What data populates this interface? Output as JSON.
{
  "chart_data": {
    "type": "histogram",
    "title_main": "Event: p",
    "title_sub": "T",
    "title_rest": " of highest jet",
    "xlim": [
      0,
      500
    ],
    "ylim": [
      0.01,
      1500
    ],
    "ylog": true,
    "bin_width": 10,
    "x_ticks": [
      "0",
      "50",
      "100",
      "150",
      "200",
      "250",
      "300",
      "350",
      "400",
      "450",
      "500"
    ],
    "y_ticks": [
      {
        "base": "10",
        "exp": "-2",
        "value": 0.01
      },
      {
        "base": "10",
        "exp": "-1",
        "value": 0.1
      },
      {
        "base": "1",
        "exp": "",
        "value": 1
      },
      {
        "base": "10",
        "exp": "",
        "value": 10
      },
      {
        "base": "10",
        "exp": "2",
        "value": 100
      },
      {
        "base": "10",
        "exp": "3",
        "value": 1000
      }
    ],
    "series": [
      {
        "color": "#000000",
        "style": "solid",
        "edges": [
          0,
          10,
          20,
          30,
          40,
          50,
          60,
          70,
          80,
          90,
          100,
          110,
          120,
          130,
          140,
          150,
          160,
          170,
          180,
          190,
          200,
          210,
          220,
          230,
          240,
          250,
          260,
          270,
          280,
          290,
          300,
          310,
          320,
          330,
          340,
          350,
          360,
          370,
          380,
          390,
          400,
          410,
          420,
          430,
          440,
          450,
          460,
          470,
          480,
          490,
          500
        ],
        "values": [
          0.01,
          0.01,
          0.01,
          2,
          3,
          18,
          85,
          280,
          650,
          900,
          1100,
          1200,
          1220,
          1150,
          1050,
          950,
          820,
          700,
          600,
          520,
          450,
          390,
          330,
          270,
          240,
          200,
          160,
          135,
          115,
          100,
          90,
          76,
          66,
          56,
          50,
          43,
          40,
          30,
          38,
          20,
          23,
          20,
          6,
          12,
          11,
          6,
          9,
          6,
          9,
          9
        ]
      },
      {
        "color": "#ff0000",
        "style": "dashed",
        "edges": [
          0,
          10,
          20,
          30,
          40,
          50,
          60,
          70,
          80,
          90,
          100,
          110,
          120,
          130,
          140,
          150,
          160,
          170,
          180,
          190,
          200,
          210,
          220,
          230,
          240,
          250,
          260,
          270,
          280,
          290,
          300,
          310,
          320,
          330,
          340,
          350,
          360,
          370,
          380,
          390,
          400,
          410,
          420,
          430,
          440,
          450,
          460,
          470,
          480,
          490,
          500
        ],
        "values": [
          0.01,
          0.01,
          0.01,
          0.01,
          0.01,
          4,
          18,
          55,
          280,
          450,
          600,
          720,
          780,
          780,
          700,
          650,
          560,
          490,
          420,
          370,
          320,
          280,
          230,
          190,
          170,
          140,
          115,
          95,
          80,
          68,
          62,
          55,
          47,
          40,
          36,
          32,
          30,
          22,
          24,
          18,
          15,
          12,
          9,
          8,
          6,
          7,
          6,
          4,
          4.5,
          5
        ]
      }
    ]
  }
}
++++++++++++++++++++
Print every record above exactly as written.

What data populates this interface? Output as JSON.
{
  "chart_data": {
    "type": "histogram",
    "title_main": "Event: p",
    "title_sub": "T",
    "title_rest": " of highest jet",
    "xlim": [
      0,
      500
    ],
    "ylim": [
      0.01,
      1500
    ],
    "ylog": true,
    "bin_width": 10,
    "x_ticks": [
      "0",
      "50",
      "100",
      "150",
      "200",
      "250",
      "300",
      "350",
      "400",
      "450",
      "500"
    ],
    "y_ticks": [
      {
        "base": "10",
        "exp": "-2",
        "value": 0.01
      },
      {
        "base": "10",
        "exp": "-1",
        "value": 0.1
      },
      {
        "base": "1",
        "exp": "",
        "value": 1
      },
      {
        "base": "10",
        "exp": "",
        "value": 10
      },
      {
        "base": "10",
        "exp": "2",
        "value": 100
      },
      {
        "base": "10",
        "exp": "3",
        "value": 1000
      }
    ],
    "series": [
      {
        "color": "#000000",
        "style": "solid",
        "edges": [
          0,
          10,
          20,
          30,
          40,
          50,
          60,
          70,
          80,
          90,
          100,
          110,
          120,
          130,
          140,
          150,
          160,
          170,
          180,
          190,
          200,
          210,
          220,
          230,
          240,
          250,
          260,
          270,
          280,
          290,
          300,
          310,
          320,
          330,
          340,
          350,
          360,
          370,
          380,
          390,
          400,
          410,
          420,
          430,
          440,
          450,
          460,
          470,
          480,
          490,
          500
        ],
        "values": [
          0.01,
          0.01,
          0.01,
          2,
          3,
          18,
          85,
          280,
          650,
          900,
          1100,
          1200,
          1220,
          1150,
          1050,
          950,
          820,
          700,
          600,
          520,
          450,
          390,
          330,
          270,
          240,
          200,
          160,
          135,
          115,
          100,
          90,
          76,
          66,
          56,
          50,
          43,
          40,
          30,
          38,
          20,
          23,
          20,
          6,
          12,
          11,
          6,
          9,
          6,
          9,
          9
        ]
      },
      {
        "color": "#ff0000",
        "style": "dashed",
        "edges": [
          0,
          10,
          20,
          30,
          40,
          50,
          60,
          70,
          80,
          90,
          100,
          110,
          120,
          130,
          140,
          150,
          160,
          170,
          180,
          190,
          200,
          210,
          220,
          230,
          240,
          250,
          260,
          270,
          280,
          290,
          300,
          310,
          320,
          330,
          340,
          350,
          360,
          370,
          380,
          390,
          400,
          410,
          420,
          430,
          440,
          450,
          460,
          470,
          480,
          490,
          500
        ],
        "values": [
          0.01,
          0.01,
          0.01,
          0.01,
          0.01,
          4,
          18,
          55,
          280,
          450,
          600,
          720,
          780,
          780,
          700,
          650,
          560,
          490,
          420,
          370,
          320,
          280,
          230,
          190,
          170,
          140,
          115,
          95,
          80,
          68,
          62,
          55,
          47,
          40,
          36,
          32,
          30,
          22,
          24,
          18,
          15,
          12,
          9,
          8,
          6,
          7,
          6,
          4,
          4.5,
          5
        ]
      }
    ]
  }
}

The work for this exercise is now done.